# [Stated goal]
Below are some records; give them all again exactly, but not the pictures.

# [Records for the exercise]
..............................

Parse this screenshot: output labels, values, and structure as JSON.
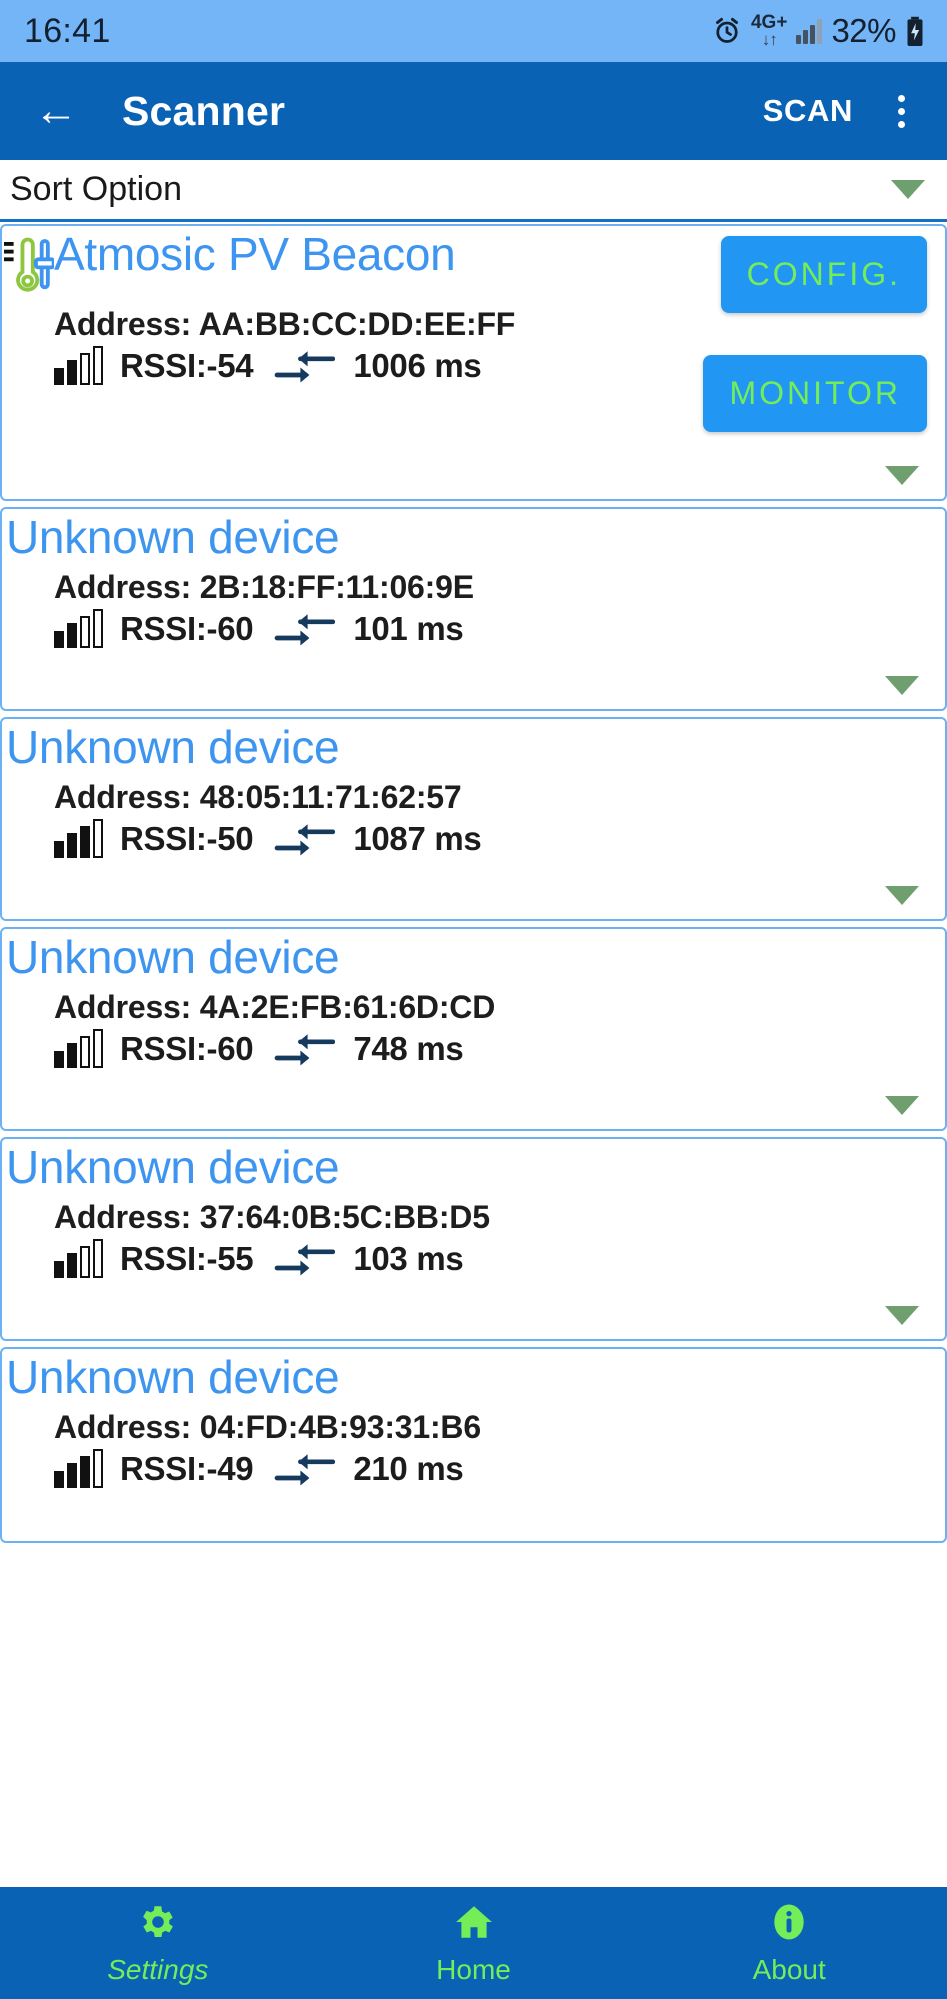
{
  "statusbar": {
    "time": "16:41",
    "alarm_icon": "alarm-icon",
    "network_label": "4G+",
    "network_arrows": "↓↑",
    "signal_icon": "signal-bars-icon",
    "battery_percent": "32%",
    "battery_icon": "battery-charging-icon"
  },
  "appbar": {
    "back_icon": "back-arrow-icon",
    "title": "Scanner",
    "scan_label": "SCAN",
    "overflow_icon": "overflow-menu-icon"
  },
  "sort": {
    "label": "Sort Option",
    "caret_icon": "chevron-down-icon"
  },
  "devices": [
    {
      "name": "Atmosic PV Beacon",
      "has_sensor_icon": true,
      "sensor_icon": "thermometer-sensor-icon",
      "address_label": "Address: AA:BB:CC:DD:EE:FF",
      "rssi_label": "RSSI:-54",
      "rssi_value": -54,
      "bars_filled": 2,
      "interval_label": "1006 ms",
      "interval_icon": "interval-arrows-icon",
      "buttons": [
        "CONFIG.",
        "MONITOR"
      ],
      "expand_icon": "chevron-down-icon"
    },
    {
      "name": "Unknown device",
      "has_sensor_icon": false,
      "address_label": "Address: 2B:18:FF:11:06:9E",
      "rssi_label": "RSSI:-60",
      "rssi_value": -60,
      "bars_filled": 2,
      "interval_label": "101 ms",
      "interval_icon": "interval-arrows-icon",
      "buttons": [],
      "expand_icon": "chevron-down-icon"
    },
    {
      "name": "Unknown device",
      "has_sensor_icon": false,
      "address_label": "Address: 48:05:11:71:62:57",
      "rssi_label": "RSSI:-50",
      "rssi_value": -50,
      "bars_filled": 3,
      "interval_label": "1087 ms",
      "interval_icon": "interval-arrows-icon",
      "buttons": [],
      "expand_icon": "chevron-down-icon"
    },
    {
      "name": "Unknown device",
      "has_sensor_icon": false,
      "address_label": "Address: 4A:2E:FB:61:6D:CD",
      "rssi_label": "RSSI:-60",
      "rssi_value": -60,
      "bars_filled": 2,
      "interval_label": "748 ms",
      "interval_icon": "interval-arrows-icon",
      "buttons": [],
      "expand_icon": "chevron-down-icon"
    },
    {
      "name": "Unknown device",
      "has_sensor_icon": false,
      "address_label": "Address: 37:64:0B:5C:BB:D5",
      "rssi_label": "RSSI:-55",
      "rssi_value": -55,
      "bars_filled": 2,
      "interval_label": "103 ms",
      "interval_icon": "interval-arrows-icon",
      "buttons": [],
      "expand_icon": "chevron-down-icon"
    },
    {
      "name": "Unknown device",
      "has_sensor_icon": false,
      "address_label": "Address: 04:FD:4B:93:31:B6",
      "rssi_label": "RSSI:-49",
      "rssi_value": -49,
      "bars_filled": 3,
      "interval_label": "210 ms",
      "interval_icon": "interval-arrows-icon",
      "buttons": [],
      "expand_icon": "chevron-down-icon"
    }
  ],
  "bottomnav": [
    {
      "label": "Settings",
      "icon": "gear-icon"
    },
    {
      "label": "Home",
      "icon": "home-icon"
    },
    {
      "label": "About",
      "icon": "info-icon"
    }
  ],
  "colors": {
    "status_bar_bg": "#74b5f7",
    "app_bar_bg": "#0a62b4",
    "card_border": "#6cb2f2",
    "device_name": "#3d95ef",
    "button_bg": "#2196f3",
    "button_text": "#74ed58",
    "caret_green": "#6f9e6f",
    "nav_accent": "#74ed58"
  }
}
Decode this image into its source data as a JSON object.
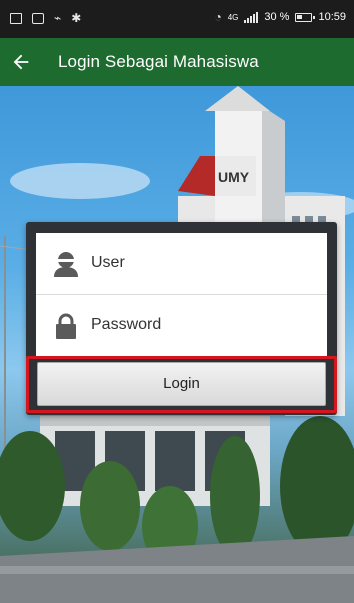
{
  "status_bar": {
    "network_label": "4G",
    "battery_percent": "30 %",
    "time": "10:59",
    "icons": [
      "notification-icon",
      "message-icon",
      "usb-icon",
      "bluetooth-icon",
      "wifi-icon",
      "signal-icon",
      "battery-icon"
    ]
  },
  "app_bar": {
    "title": "Login Sebagai Mahasiswa",
    "back_icon": "arrow-left-icon",
    "color": "#1d6b2f"
  },
  "background": {
    "building_sign": "UMY"
  },
  "login_form": {
    "user_placeholder": "User",
    "password_placeholder": "Password",
    "login_label": "Login",
    "user_icon": "user-icon",
    "password_icon": "lock-icon",
    "highlight_color": "#d5161f"
  }
}
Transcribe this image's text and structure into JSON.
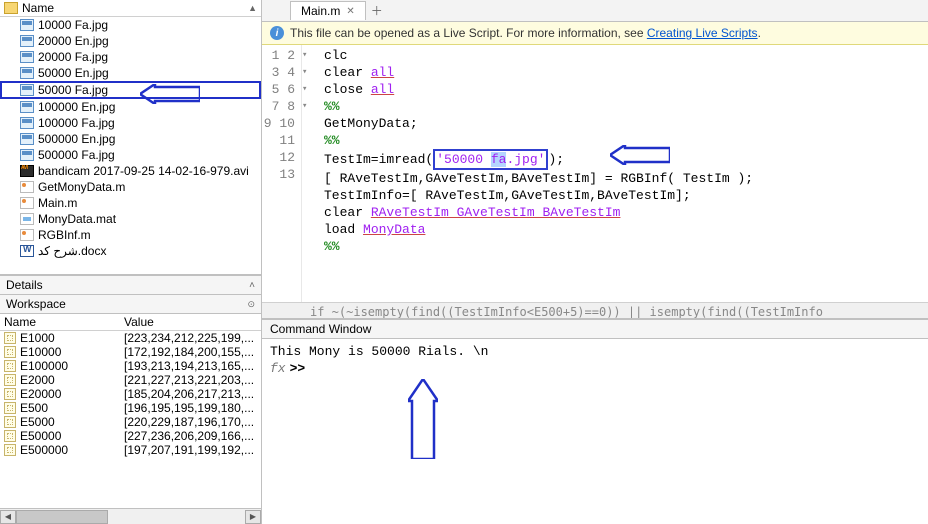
{
  "file_browser": {
    "header": "Name",
    "items": [
      {
        "name": "10000 Fa.jpg",
        "icon": "img"
      },
      {
        "name": "20000 En.jpg",
        "icon": "img"
      },
      {
        "name": "20000 Fa.jpg",
        "icon": "img"
      },
      {
        "name": "50000 En.jpg",
        "icon": "img"
      },
      {
        "name": "50000 Fa.jpg",
        "icon": "img",
        "selected": true
      },
      {
        "name": "100000 En.jpg",
        "icon": "img"
      },
      {
        "name": "100000 Fa.jpg",
        "icon": "img"
      },
      {
        "name": "500000 En.jpg",
        "icon": "img"
      },
      {
        "name": "500000 Fa.jpg",
        "icon": "img"
      },
      {
        "name": "bandicam 2017-09-25 14-02-16-979.avi",
        "icon": "avi"
      },
      {
        "name": "GetMonyData.m",
        "icon": "m"
      },
      {
        "name": "Main.m",
        "icon": "m"
      },
      {
        "name": "MonyData.mat",
        "icon": "mat"
      },
      {
        "name": "RGBInf.m",
        "icon": "m"
      },
      {
        "name": "شرح کد.docx",
        "icon": "doc"
      }
    ]
  },
  "details": {
    "title": "Details"
  },
  "workspace": {
    "title": "Workspace",
    "cols": {
      "name": "Name",
      "value": "Value"
    },
    "vars": [
      {
        "name": "E1000",
        "value": "[223,234,212,225,199,..."
      },
      {
        "name": "E10000",
        "value": "[172,192,184,200,155,..."
      },
      {
        "name": "E100000",
        "value": "[193,213,194,213,165,..."
      },
      {
        "name": "E2000",
        "value": "[221,227,213,221,203,..."
      },
      {
        "name": "E20000",
        "value": "[185,204,206,217,213,..."
      },
      {
        "name": "E500",
        "value": "[196,195,195,199,180,..."
      },
      {
        "name": "E5000",
        "value": "[220,229,187,196,170,..."
      },
      {
        "name": "E50000",
        "value": "[227,236,206,209,166,..."
      },
      {
        "name": "E500000",
        "value": "[197,207,191,199,192,..."
      }
    ]
  },
  "editor": {
    "tab": "Main.m",
    "info_prefix": "This file can be opened as a Live Script. For more information, see ",
    "info_link": "Creating Live Scripts",
    "info_suffix": ".",
    "code": {
      "l1": "clc",
      "l2_a": "clear ",
      "l2_b": "all",
      "l3_a": "close ",
      "l3_b": "all",
      "l4": "%%",
      "l5": "GetMonyData;",
      "l6": "%%",
      "l7_a": "TestIm=imread(",
      "l7_b1": "'50000 ",
      "l7_b2": "fa",
      "l7_b3": ".jpg'",
      "l7_c": ");",
      "l8_a": "[ RAveTestIm,GAveTestIm,BAveTestIm] = RGBInf( TestIm );",
      "l9_a": "TestImInfo=[ RAveTestIm,GAveTestIm,BAveTestIm];",
      "l10_a": "clear ",
      "l10_b": "RAveTestIm GAveTestIm BAveTestIm",
      "l11_a": "load ",
      "l11_b": "MonyData",
      "l12": "%%",
      "l13": "",
      "partial": "    if    ~(~isempty(find((TestImInfo<E500+5)==0)) || isempty(find((TestImInfo"
    }
  },
  "command": {
    "title": "Command Window",
    "output": "  This Mony is 50000 Rials. \\n",
    "prompt": ">>"
  }
}
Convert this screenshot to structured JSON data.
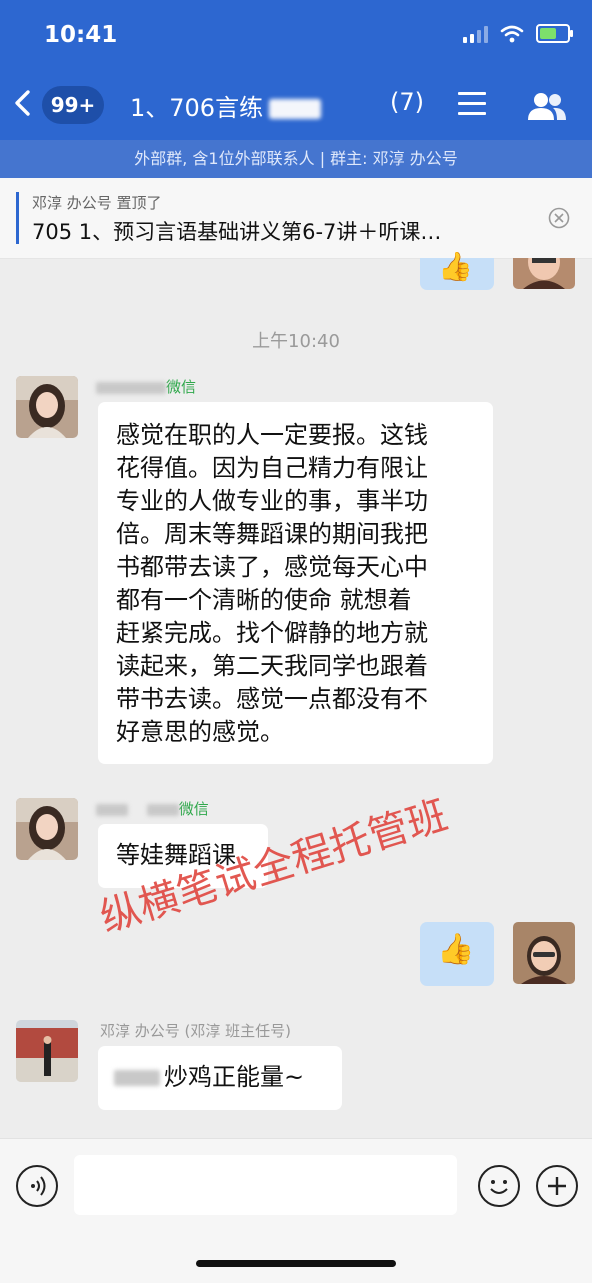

..............................

# [Output of the exercise]
Parse this screenshot: output labels, values, and structure as JSON.
{
  "statusbar": {
    "time": "16:41",
    "alarm_icon": "alarm-icon",
    "network_label": "4G+",
    "network_arrows": "↓↑",
    "signal_icon": "signal-bars-icon",
    "battery_percent": "32%",
    "battery_icon": "battery-charging-icon"
  },
  "appbar": {
    "back_icon": "back-arrow-icon",
    "title": "Scanner",
    "scan_label": "SCAN",
    "overflow_icon": "overflow-menu-icon"
  },
  "sort": {
    "label": "Sort Option",
    "caret_icon": "chevron-down-icon"
  },
  "devices": [
    {
      "name": "Atmosic PV Beacon",
      "has_sensor_icon": true,
      "sensor_icon": "thermometer-sensor-icon",
      "address_label": "Address: AA:BB:CC:DD:EE:FF",
      "rssi_label": "RSSI:-54",
      "rssi_value": -54,
      "bars_filled": 2,
      "interval_label": "1006 ms",
      "interval_icon": "interval-arrows-icon",
      "buttons": [
        "CONFIG.",
        "MONITOR"
      ],
      "expand_icon": "chevron-down-icon"
    },
    {
      "name": "Unknown device",
      "has_sensor_icon": false,
      "address_label": "Address: 2B:18:FF:11:06:9E",
      "rssi_label": "RSSI:-60",
      "rssi_value": -60,
      "bars_filled": 2,
      "interval_label": "101 ms",
      "interval_icon": "interval-arrows-icon",
      "buttons": [],
      "expand_icon": "chevron-down-icon"
    },
    {
      "name": "Unknown device",
      "has_sensor_icon": false,
      "address_label": "Address: 48:05:11:71:62:57",
      "rssi_label": "RSSI:-50",
      "rssi_value": -50,
      "bars_filled": 3,
      "interval_label": "1087 ms",
      "interval_icon": "interval-arrows-icon",
      "buttons": [],
      "expand_icon": "chevron-down-icon"
    },
    {
      "name": "Unknown device",
      "has_sensor_icon": false,
      "address_label": "Address: 4A:2E:FB:61:6D:CD",
      "rssi_label": "RSSI:-60",
      "rssi_value": -60,
      "bars_filled": 2,
      "interval_label": "748 ms",
      "interval_icon": "interval-arrows-icon",
      "buttons": [],
      "expand_icon": "chevron-down-icon"
    },
    {
      "name": "Unknown device",
      "has_sensor_icon": false,
      "address_label": "Address: 37:64:0B:5C:BB:D5",
      "rssi_label": "RSSI:-55",
      "rssi_value": -55,
      "bars_filled": 2,
      "interval_label": "103 ms",
      "interval_icon": "interval-arrows-icon",
      "buttons": [],
      "expand_icon": "chevron-down-icon"
    },
    {
      "name": "Unknown device",
      "has_sensor_icon": false,
      "address_label": "Address: 04:FD:4B:93:31:B6",
      "rssi_label": "RSSI:-49",
      "rssi_value": -49,
      "bars_filled": 3,
      "interval_label": "210 ms",
      "interval_icon": "interval-arrows-icon",
      "buttons": [],
      "expand_icon": "chevron-down-icon"
    }
  ],
  "bottomnav": [
    {
      "label": "Settings",
      "icon": "gear-icon"
    },
    {
      "label": "Home",
      "icon": "home-icon"
    },
    {
      "label": "About",
      "icon": "info-icon"
    }
  ],
  "colors": {
    "status_bar_bg": "#74b5f7",
    "app_bar_bg": "#0a62b4",
    "card_border": "#6cb2f2",
    "device_name": "#3d95ef",
    "button_bg": "#2196f3",
    "button_text": "#74ed58",
    "caret_green": "#6f9e6f",
    "nav_accent": "#74ed58"
  }
}
Decode this image into its source data as a JSON object.
{
  "status_bar": {
    "network_label": "4G",
    "battery_percent": "30 %",
    "time": "10:59",
    "icons": [
      "notification-icon",
      "message-icon",
      "usb-icon",
      "bluetooth-icon",
      "wifi-icon",
      "signal-icon",
      "battery-icon"
    ]
  },
  "app_bar": {
    "title": "Login Sebagai Mahasiswa",
    "back_icon": "arrow-left-icon",
    "color": "#1d6b2f"
  },
  "background": {
    "building_sign": "UMY"
  },
  "login_form": {
    "user_placeholder": "User",
    "password_placeholder": "Password",
    "login_label": "Login",
    "user_icon": "user-icon",
    "password_icon": "lock-icon",
    "highlight_color": "#d5161f"
  }
}
Transcribe this image's text and structure into JSON.
{
  "file_browser": {
    "header": "Name",
    "items": [
      {
        "name": "10000 Fa.jpg",
        "icon": "img"
      },
      {
        "name": "20000 En.jpg",
        "icon": "img"
      },
      {
        "name": "20000 Fa.jpg",
        "icon": "img"
      },
      {
        "name": "50000 En.jpg",
        "icon": "img"
      },
      {
        "name": "50000 Fa.jpg",
        "icon": "img",
        "selected": true
      },
      {
        "name": "100000 En.jpg",
        "icon": "img"
      },
      {
        "name": "100000 Fa.jpg",
        "icon": "img"
      },
      {
        "name": "500000 En.jpg",
        "icon": "img"
      },
      {
        "name": "500000 Fa.jpg",
        "icon": "img"
      },
      {
        "name": "bandicam 2017-09-25 14-02-16-979.avi",
        "icon": "avi"
      },
      {
        "name": "GetMonyData.m",
        "icon": "m"
      },
      {
        "name": "Main.m",
        "icon": "m"
      },
      {
        "name": "MonyData.mat",
        "icon": "mat"
      },
      {
        "name": "RGBInf.m",
        "icon": "m"
      },
      {
        "name": "شرح کد.docx",
        "icon": "doc"
      }
    ]
  },
  "details": {
    "title": "Details"
  },
  "workspace": {
    "title": "Workspace",
    "cols": {
      "name": "Name",
      "value": "Value"
    },
    "vars": [
      {
        "name": "E1000",
        "value": "[223,234,212,225,199,..."
      },
      {
        "name": "E10000",
        "value": "[172,192,184,200,155,..."
      },
      {
        "name": "E100000",
        "value": "[193,213,194,213,165,..."
      },
      {
        "name": "E2000",
        "value": "[221,227,213,221,203,..."
      },
      {
        "name": "E20000",
        "value": "[185,204,206,217,213,..."
      },
      {
        "name": "E500",
        "value": "[196,195,195,199,180,..."
      },
      {
        "name": "E5000",
        "value": "[220,229,187,196,170,..."
      },
      {
        "name": "E50000",
        "value": "[227,236,206,209,166,..."
      },
      {
        "name": "E500000",
        "value": "[197,207,191,199,192,..."
      }
    ]
  },
  "editor": {
    "tab": "Main.m",
    "info_prefix": "This file can be opened as a Live Script. For more information, see ",
    "info_link": "Creating Live Scripts",
    "info_suffix": ".",
    "code": {
      "l1": "clc",
      "l2_a": "clear ",
      "l2_b": "all",
      "l3_a": "close ",
      "l3_b": "all",
      "l4": "%%",
      "l5": "GetMonyData;",
      "l6": "%%",
      "l7_a": "TestIm=imread(",
      "l7_b1": "'50000 ",
      "l7_b2": "fa",
      "l7_b3": ".jpg'",
      "l7_c": ");",
      "l8_a": "[ RAveTestIm,GAveTestIm,BAveTestIm] = RGBInf( TestIm );",
      "l9_a": "TestImInfo=[ RAveTestIm,GAveTestIm,BAveTestIm];",
      "l10_a": "clear ",
      "l10_b": "RAveTestIm GAveTestIm BAveTestIm",
      "l11_a": "load ",
      "l11_b": "MonyData",
      "l12": "%%",
      "l13": "",
      "partial": "    if    ~(~isempty(find((TestImInfo<E500+5)==0)) || isempty(find((TestImInfo"
    }
  },
  "command": {
    "title": "Command Window",
    "output": "  This Mony is 50000 Rials. \\n",
    "prompt": ">>"
  }
}
Convert this screenshot to structured JSON data.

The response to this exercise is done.